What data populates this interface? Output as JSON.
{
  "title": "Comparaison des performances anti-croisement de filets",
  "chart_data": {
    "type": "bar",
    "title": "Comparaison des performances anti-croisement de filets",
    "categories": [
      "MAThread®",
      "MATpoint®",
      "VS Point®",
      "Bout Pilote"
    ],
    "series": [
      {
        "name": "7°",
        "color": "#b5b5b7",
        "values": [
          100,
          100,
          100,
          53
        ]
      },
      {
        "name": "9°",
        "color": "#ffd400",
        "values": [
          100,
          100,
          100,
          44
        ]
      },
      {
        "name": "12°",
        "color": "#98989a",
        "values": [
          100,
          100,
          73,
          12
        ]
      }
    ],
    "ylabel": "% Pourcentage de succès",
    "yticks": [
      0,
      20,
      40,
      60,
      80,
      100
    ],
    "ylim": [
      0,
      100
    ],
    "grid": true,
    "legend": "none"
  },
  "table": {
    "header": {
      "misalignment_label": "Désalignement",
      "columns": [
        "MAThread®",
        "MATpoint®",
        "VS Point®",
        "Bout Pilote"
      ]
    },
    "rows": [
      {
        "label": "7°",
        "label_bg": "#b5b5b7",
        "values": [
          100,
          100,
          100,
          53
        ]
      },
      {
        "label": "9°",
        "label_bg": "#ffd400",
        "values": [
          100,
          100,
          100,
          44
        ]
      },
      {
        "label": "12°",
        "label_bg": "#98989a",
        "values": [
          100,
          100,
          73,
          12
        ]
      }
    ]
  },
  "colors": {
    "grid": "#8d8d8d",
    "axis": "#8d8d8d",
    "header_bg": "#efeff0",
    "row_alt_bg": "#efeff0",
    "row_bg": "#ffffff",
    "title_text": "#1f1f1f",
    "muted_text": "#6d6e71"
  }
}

**Exercise objective:** Go over the data above and copy every line that has the word "anti" in it.

**The completed task:**
  "title": "Comparaison des performances anti-croisement de filets",
    "title": "Comparaison des performances anti-croisement de filets",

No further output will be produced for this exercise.